▶ EXERCISE BRIEF: Leave out the pictures, then reproduce the rest of the material exactly.

▶ DATA SECTION:
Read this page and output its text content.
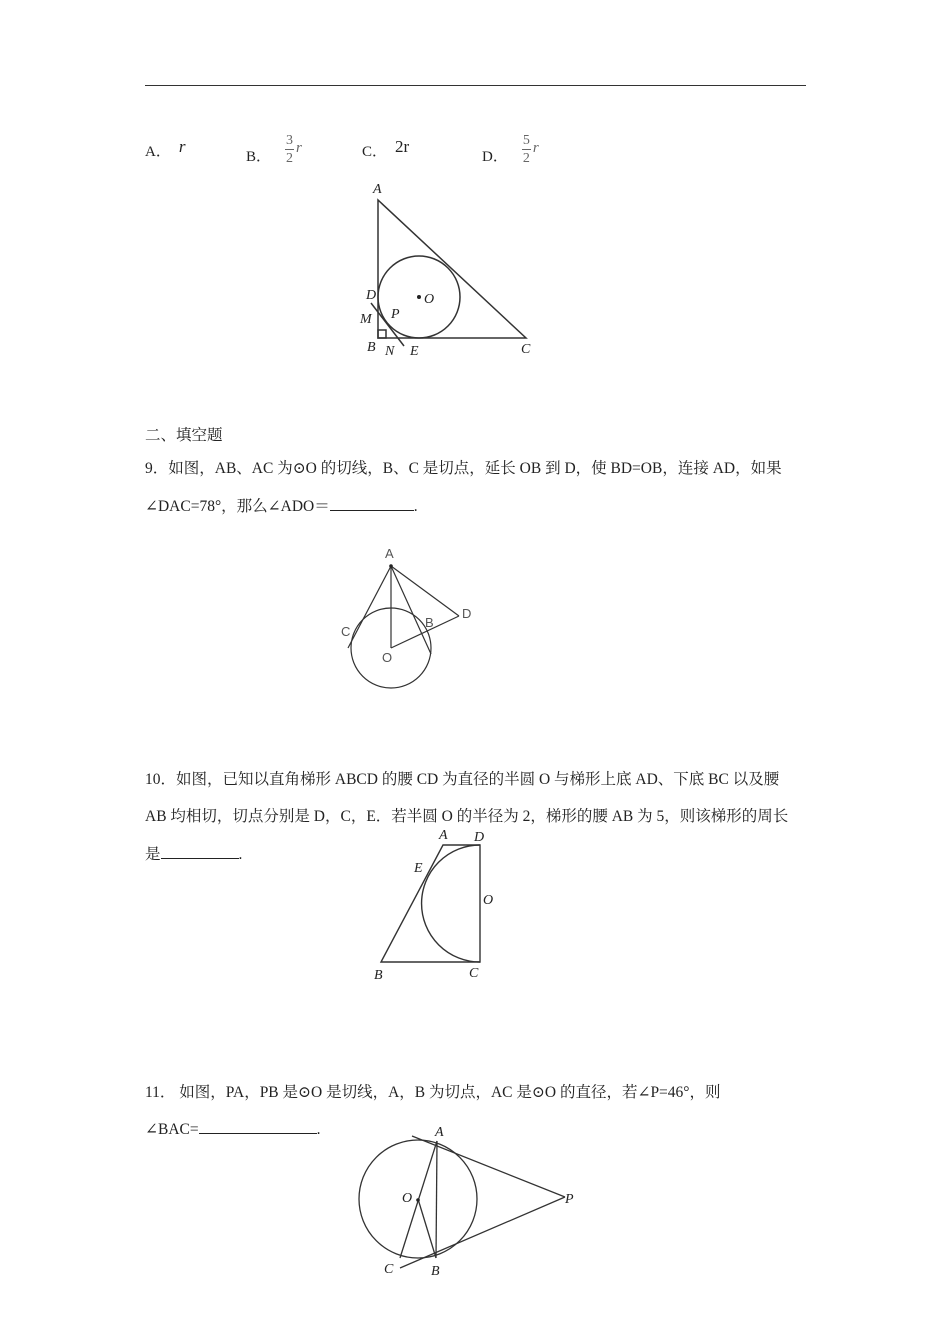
A． r
B． $\frac{3}{2}$ r	C． 2r
D． $\frac{5}{2}$ r
A
D
M P
O
B N E	C
二、填空题
9．如图，AB、AC 为⊙O 的切线，B、C 是切点，延长 OB 到 D，使 BD=OB，连接 AD，如果
∠DAC=78°，那么∠ADO＝	.
A
C
B
D
O
10．如图，已知以直角梯形 ABCD 的腰 CD 为直径的半圆 O 与梯形上底 AD、下底 BC 以及腰
AB 均相切，切点分别是 D，C，E．若半圆 O 的半径为 2，梯形的腰 AB 为 5，则该梯形的周长
是	.
A D
E
O
B	C
11． 如图，PA，PB 是⊙O 是切线，A，B 为切点，AC 是⊙O 的直径，若∠P=46°，则
∠BAC=	.	A
O	P
C	B
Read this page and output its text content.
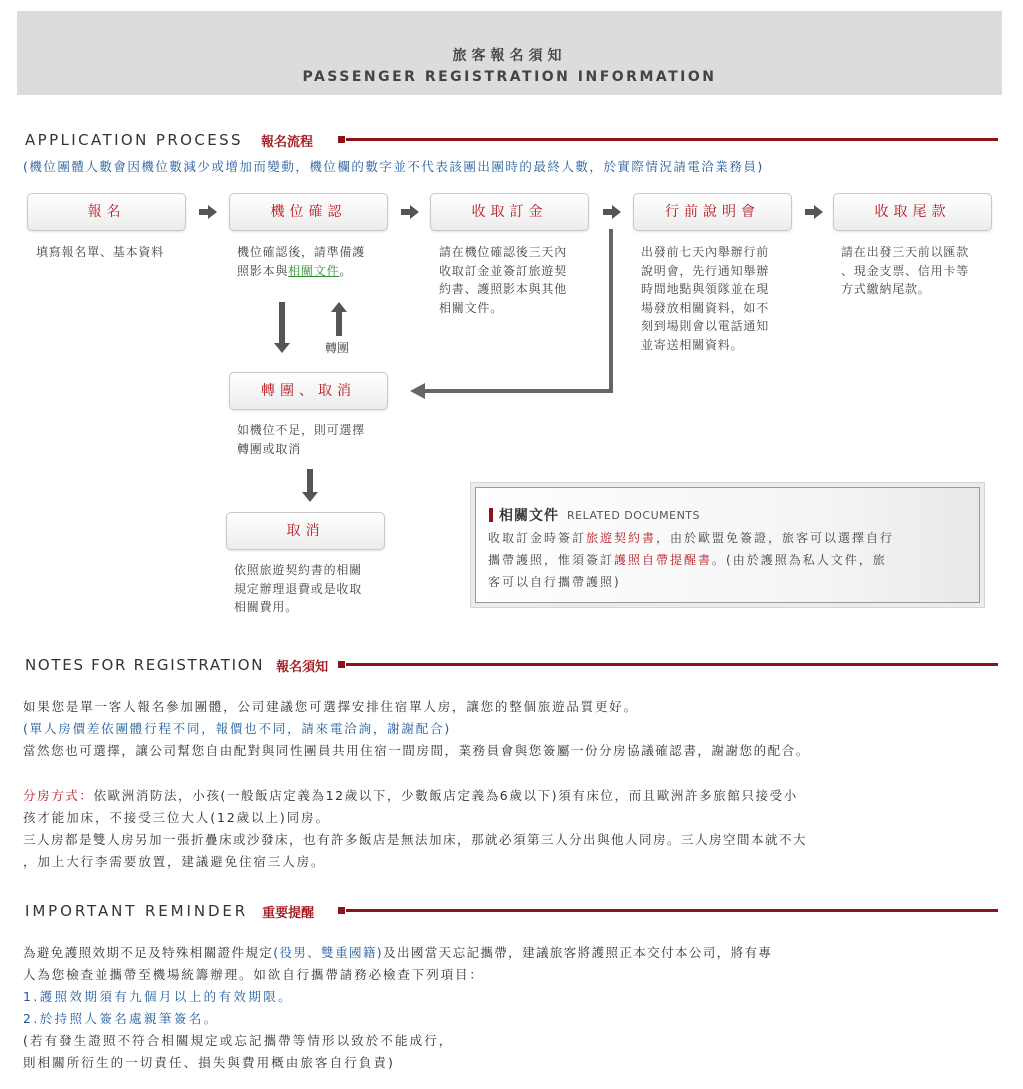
旅客報名須知
PASSENGER REGISTRATION INFORMATION
APPLICATION PROCESS 報名流程
(機位團體人數會因機位數減少或增加而變動，機位欄的數字並不代表該團出團時的最終人數，於實際情況請電洽業務員)
報名	機位確認	收取訂金	行前說明會	收取尾款
填寫報名單、基本資料	機位確認後，請準備護
照影本與相關文件。
請在機位確認後三天內
收取訂金並簽訂旅遊契
約書、護照影本與其他
相關文件。
出發前七天內舉辦行前
說明會，先行通知舉辦
時間地點與領隊並在現
場發放相關資料，如不
刻到場則會以電話通知
並寄送相關資料。
請在出發三天前以匯款
、現金支票、信用卡等
方式繳納尾款。
轉團
轉團、取消
如機位不足，則可選擇
轉團或取消
取消
依照旅遊契約書的相關
規定辦理退費或是收取
相關費用。
相關文件 RELATED DOCUMENTS
收取訂金時簽訂旅遊契約書，由於歐盟免簽證，旅客可以選擇自行
攜帶護照，惟須簽訂護照自帶提醒書。(由於護照為私人文件，旅
客可以自行攜帶護照)
NOTES FOR REGISTRATION 報名須知
如果您是單一客人報名參加團體，公司建議您可選擇安排住宿單人房，讓您的整個旅遊品質更好。
(單人房價差依團體行程不同，報價也不同，請來電洽詢，謝謝配合)
當然您也可選擇，讓公司幫您自由配對與同性團員共用住宿一間房間，業務員會與您簽屬一份分房協議確認書，謝謝您的配合。
分房方式：依歐洲消防法，小孩(一般飯店定義為12歲以下，少數飯店定義為6歲以下)須有床位，而且歐洲許多旅館只接受小
孩才能加床，不接受三位大人(12歲以上)同房。
三人房都是雙人房另加一張折疊床或沙發床，也有許多飯店是無法加床，那就必須第三人分出與他人同房。三人房空間本就不大
，加上大行李需要放置，建議避免住宿三人房。
IMPORTANT REMINDER 重要提醒
為避免護照效期不足及特殊相關證件規定(役男、雙重國籍)及出國當天忘記攜帶，建議旅客將護照正本交付本公司，將有專
人為您檢查並攜帶至機場統籌辦理。如欲自行攜帶請務必檢查下列項目：
1.護照效期須有九個月以上的有效期限。
2.於持照人簽名處親筆簽名。
(若有發生證照不符合相關規定或忘記攜帶等情形以致於不能成行，
則相關所衍生的一切責任、損失與費用概由旅客自行負責)
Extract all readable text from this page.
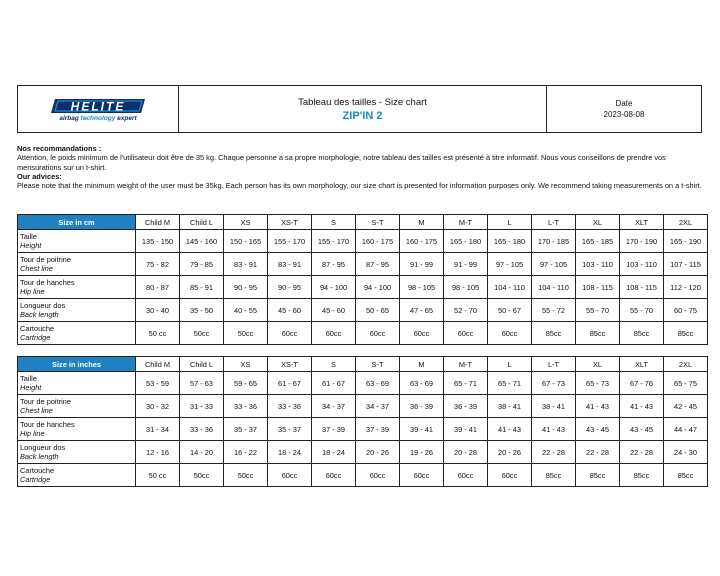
HELITE
airbag technology expert
Tableau des tailles - Size chart
ZIP'IN 2
Date
2023-08-08
Nos recommandations :
Attention, le poids minimum de l'utilisateur doit être de 35 kg. Chaque personne a sa propre morphologie, notre tableau des tailles est présenté à titre informatif. Nous vous conseillons de prendre vos mensurations sur un t-shirt.
Our advices:
Please note that the minimum weight of the user must be 35kg. Each person has its own morphology, our size chart is presented for information purposes only. We recommend taking measurements on a t-shirt.
Size in cm	Child M	Child L	XS	XS-T	S	S-T	M	M-T	L	L-T	XL	XLT	2XL

Taille
Height	135 - 150	145 - 160	150 - 165	155 - 170	155 - 170	160 - 175	160 - 175	165 - 180	165 - 180	170 - 185	165 - 185	170 - 190	165 - 190

Tour de poitrine
Chest line	75 - 82	79 - 85	83 - 91	83 - 91	87 - 95	87 - 95	91 - 99	91 - 99	97 - 105	97 - 105	103 - 110	103 - 110	107 - 115

Tour de hanches
Hip line	80 - 87	85 - 91	90 - 95	90 - 95	94 - 100	94 - 100	98 - 105	98 - 105	104 - 110	104 - 110	108 - 115	108 - 115	112 - 120

Longueur dos
Back length	30 - 40	35 - 50	40 - 55	45 - 60	45 - 60	50 - 65	47 - 65	52 - 70	50 - 67	55 - 72	55 - 70	55 - 70	60 - 75

Cartouche
Cartridge	50 cc	50cc	50cc	60cc	60cc	60cc	60cc	60cc	60cc	85cc	85cc	85cc	85cc
Size in inches	Child M	Child L	XS	XS-T	S	S-T	M	M-T	L	L-T	XL	XLT	2XL

Taille
Height	53 - 59	57 - 63	59 - 65	61 - 67	61 - 67	63 - 69	63 - 69	65 - 71	65 - 71	67 - 73	65 - 73	67 - 76	65 - 75

Tour de poitrine
Chest line	30 - 32	31 - 33	33 - 36	33 - 36	34 - 37	34 - 37	36 - 39	36 - 39	38 - 41	38 - 41	41 - 43	41 - 43	42 - 45

Tour de hanches
Hip line	31 - 34	33 - 36	35 - 37	35 - 37	37 - 39	37 - 39	39 - 41	39 - 41	41 - 43	41 - 43	43 - 45	43 - 45	44 - 47

Longueur dos
Back length	12 - 16	14 - 20	16 - 22	18 - 24	18 - 24	20 - 26	19 - 26	20 - 28	20 - 26	22 - 28	22 - 28	22 - 28	24 - 30

Cartouche
Cartridge	50 cc	50cc	50cc	60cc	60cc	60cc	60cc	60cc	60cc	85cc	85cc	85cc	85cc
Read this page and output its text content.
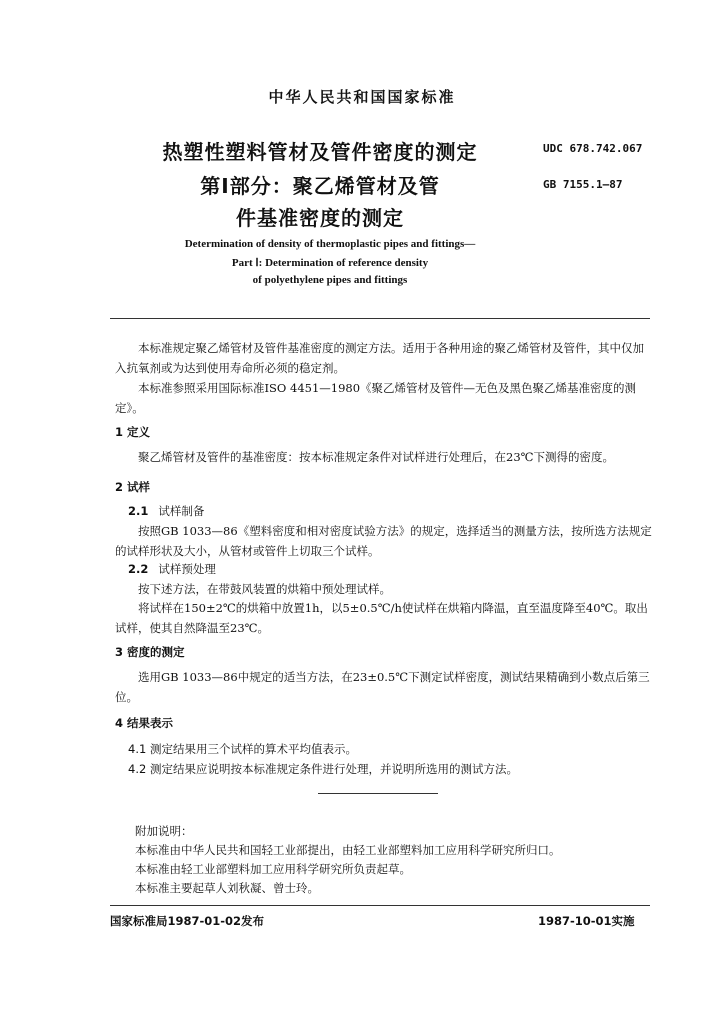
中华人民共和国国家标准
热塑性塑料管材及管件密度的测定
第Ⅰ部分：聚乙烯管材及管
件基准密度的测定
UDC 678.742.067
GB 7155.1—87
Determination of density of thermoplastic pipes and fittings—
Part Ⅰ: Determination of reference density
of polyethylene pipes and fittings
本标准规定聚乙烯管材及管件基准密度的测定方法。适用于各种用途的聚乙烯管材及管件，其中仅加入抗氧剂或为达到使用寿命所必须的稳定剂。
本标准参照采用国际标准ISO 4451—1980《聚乙烯管材及管件—无色及黑色聚乙烯基准密度的测定》。
1 定义
聚乙烯管材及管件的基准密度：按本标准规定条件对试样进行处理后，在23℃下测得的密度。
2 试样
2.1 试样制备
按照GB 1033—86《塑料密度和相对密度试验方法》的规定，选择适当的测量方法，按所选方法规定的试样形状及大小，从管材或管件上切取三个试样。
2.2 试样预处理
按下述方法，在带鼓风装置的烘箱中预处理试样。
将试样在150±2℃的烘箱中放置1h，以5±0.5℃/h使试样在烘箱内降温，直至温度降至40℃。取出试样，使其自然降温至23℃。
3 密度的测定
选用GB 1033—86中规定的适当方法，在23±0.5℃下测定试样密度，测试结果精确到小数点后第三位。
4 结果表示
4.1 测定结果用三个试样的算术平均值表示。
4.2 测定结果应说明按本标准规定条件进行处理，并说明所选用的测试方法。
附加说明：
本标准由中华人民共和国轻工业部提出，由轻工业部塑料加工应用科学研究所归口。
本标准由轻工业部塑料加工应用科学研究所负责起草。
本标准主要起草人刘秋凝、曾士玲。
国家标准局1987-01-02发布	1987-10-01实施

▶ FULL OUTPUT:
Read this page and output its text content.
A． r
B． $\frac{3}{2}$ r	C． 2r
D． $\frac{5}{2}$ r
A
D
M P
O
B N E	C
二、填空题
9．如图，AB、AC 为⊙O 的切线，B、C 是切点，延长 OB 到 D，使 BD=OB，连接 AD，如果
∠DAC=78°，那么∠ADO＝	.
A
C
B
D
O
10．如图，已知以直角梯形 ABCD 的腰 CD 为直径的半圆 O 与梯形上底 AD、下底 BC 以及腰
AB 均相切，切点分别是 D，C，E．若半圆 O 的半径为 2，梯形的腰 AB 为 5，则该梯形的周长
是	.
A D
E
O
B	C
11． 如图，PA，PB 是⊙O 是切线，A，B 为切点，AC 是⊙O 的直径，若∠P=46°，则
∠BAC=	.	A
O	P
C	B
Read this page and output its text content.
旅客報名須知
PASSENGER REGISTRATION INFORMATION
APPLICATION PROCESS 報名流程
(機位團體人數會因機位數減少或增加而變動，機位欄的數字並不代表該團出團時的最終人數，於實際情況請電洽業務員)
報名	機位確認	收取訂金	行前說明會	收取尾款
填寫報名單、基本資料	機位確認後，請準備護
照影本與相關文件。
請在機位確認後三天內
收取訂金並簽訂旅遊契
約書、護照影本與其他
相關文件。
出發前七天內舉辦行前
說明會，先行通知舉辦
時間地點與領隊並在現
場發放相關資料，如不
刻到場則會以電話通知
並寄送相關資料。
請在出發三天前以匯款
、現金支票、信用卡等
方式繳納尾款。
轉團
轉團、取消
如機位不足，則可選擇
轉團或取消
取消
依照旅遊契約書的相關
規定辦理退費或是收取
相關費用。
相關文件 RELATED DOCUMENTS
收取訂金時簽訂旅遊契約書，由於歐盟免簽證，旅客可以選擇自行
攜帶護照，惟須簽訂護照自帶提醒書。(由於護照為私人文件，旅
客可以自行攜帶護照)
NOTES FOR REGISTRATION 報名須知
如果您是單一客人報名參加團體，公司建議您可選擇安排住宿單人房，讓您的整個旅遊品質更好。
(單人房價差依團體行程不同，報價也不同，請來電洽詢，謝謝配合)
當然您也可選擇，讓公司幫您自由配對與同性團員共用住宿一間房間，業務員會與您簽屬一份分房協議確認書，謝謝您的配合。
分房方式：依歐洲消防法，小孩(一般飯店定義為12歲以下，少數飯店定義為6歲以下)須有床位，而且歐洲許多旅館只接受小
孩才能加床，不接受三位大人(12歲以上)同房。
三人房都是雙人房另加一張折疊床或沙發床，也有許多飯店是無法加床，那就必須第三人分出與他人同房。三人房空間本就不大
，加上大行李需要放置，建議避免住宿三人房。
IMPORTANT REMINDER 重要提醒
為避免護照效期不足及特殊相關證件規定(役男、雙重國籍)及出國當天忘記攜帶，建議旅客將護照正本交付本公司，將有專
人為您檢查並攜帶至機場統籌辦理。如欲自行攜帶請務必檢查下列項目：
1.護照效期須有九個月以上的有效期限。
2.於持照人簽名處親筆簽名。
(若有發生證照不符合相關規定或忘記攜帶等情形以致於不能成行，
則相關所衍生的一切責任、損失與費用概由旅客自行負責)
Extract all readable text from this page.
HELITE
airbag technology expert
Tableau des tailles - Size chart
ZIP'IN 2
Date
2023-08-08
Nos recommandations :
Attention, le poids minimum de l'utilisateur doit être de 35 kg. Chaque personne a sa propre morphologie, notre tableau des tailles est présenté à titre informatif. Nous vous conseillons de prendre vos mensurations sur un t-shirt.
Our advices:
Please note that the minimum weight of the user must be 35kg. Each person has its own morphology, our size chart is presented for information purposes only. We recommend taking measurements on a t-shirt.
Size in cm	Child M	Child L	XS	XS-T	S	S-T	M	M-T	L	L-T	XL	XLT	2XL

Taille
Height	135 - 150	145 - 160	150 - 165	155 - 170	155 - 170	160 - 175	160 - 175	165 - 180	165 - 180	170 - 185	165 - 185	170 - 190	165 - 190

Tour de poitrine
Chest line	75 - 82	79 - 85	83 - 91	83 - 91	87 - 95	87 - 95	91 - 99	91 - 99	97 - 105	97 - 105	103 - 110	103 - 110	107 - 115

Tour de hanches
Hip line	80 - 87	85 - 91	90 - 95	90 - 95	94 - 100	94 - 100	98 - 105	98 - 105	104 - 110	104 - 110	108 - 115	108 - 115	112 - 120

Longueur dos
Back length	30 - 40	35 - 50	40 - 55	45 - 60	45 - 60	50 - 65	47 - 65	52 - 70	50 - 67	55 - 72	55 - 70	55 - 70	60 - 75

Cartouche
Cartridge	50 cc	50cc	50cc	60cc	60cc	60cc	60cc	60cc	60cc	85cc	85cc	85cc	85cc
Size in inches	Child M	Child L	XS	XS-T	S	S-T	M	M-T	L	L-T	XL	XLT	2XL

Taille
Height	53 - 59	57 - 63	59 - 65	61 - 67	61 - 67	63 - 69	63 - 69	65 - 71	65 - 71	67 - 73	65 - 73	67 - 76	65 - 75

Tour de poitrine
Chest line	30 - 32	31 - 33	33 - 36	33 - 36	34 - 37	34 - 37	36 - 39	36 - 39	38 - 41	38 - 41	41 - 43	41 - 43	42 - 45

Tour de hanches
Hip line	31 - 34	33 - 36	35 - 37	35 - 37	37 - 39	37 - 39	39 - 41	39 - 41	41 - 43	41 - 43	43 - 45	43 - 45	44 - 47

Longueur dos
Back length	12 - 16	14 - 20	16 - 22	18 - 24	18 - 24	20 - 26	19 - 26	20 - 28	20 - 26	22 - 28	22 - 28	22 - 28	24 - 30

Cartouche
Cartridge	50 cc	50cc	50cc	60cc	60cc	60cc	60cc	60cc	60cc	85cc	85cc	85cc	85cc
Read this page and output its text content.
中华人民共和国国家标准
热塑性塑料管材及管件密度的测定
第Ⅰ部分：聚乙烯管材及管
件基准密度的测定
UDC 678.742.067
GB 7155.1—87
Determination of density of thermoplastic pipes and fittings—
Part Ⅰ: Determination of reference density
of polyethylene pipes and fittings
本标准规定聚乙烯管材及管件基准密度的测定方法。适用于各种用途的聚乙烯管材及管件，其中仅加入抗氧剂或为达到使用寿命所必须的稳定剂。
本标准参照采用国际标准ISO 4451—1980《聚乙烯管材及管件—无色及黑色聚乙烯基准密度的测定》。
1 定义
聚乙烯管材及管件的基准密度：按本标准规定条件对试样进行处理后，在23℃下测得的密度。
2 试样
2.1 试样制备
按照GB 1033—86《塑料密度和相对密度试验方法》的规定，选择适当的测量方法，按所选方法规定的试样形状及大小，从管材或管件上切取三个试样。
2.2 试样预处理
按下述方法，在带鼓风装置的烘箱中预处理试样。
将试样在150±2℃的烘箱中放置1h，以5±0.5℃/h使试样在烘箱内降温，直至温度降至40℃。取出试样，使其自然降温至23℃。
3 密度的测定
选用GB 1033—86中规定的适当方法，在23±0.5℃下测定试样密度，测试结果精确到小数点后第三位。
4 结果表示
4.1 测定结果用三个试样的算术平均值表示。
4.2 测定结果应说明按本标准规定条件进行处理，并说明所选用的测试方法。
附加说明：
本标准由中华人民共和国轻工业部提出，由轻工业部塑料加工应用科学研究所归口。
本标准由轻工业部塑料加工应用科学研究所负责起草。
本标准主要起草人刘秋凝、曾士玲。
国家标准局1987-01-02发布	1987-10-01实施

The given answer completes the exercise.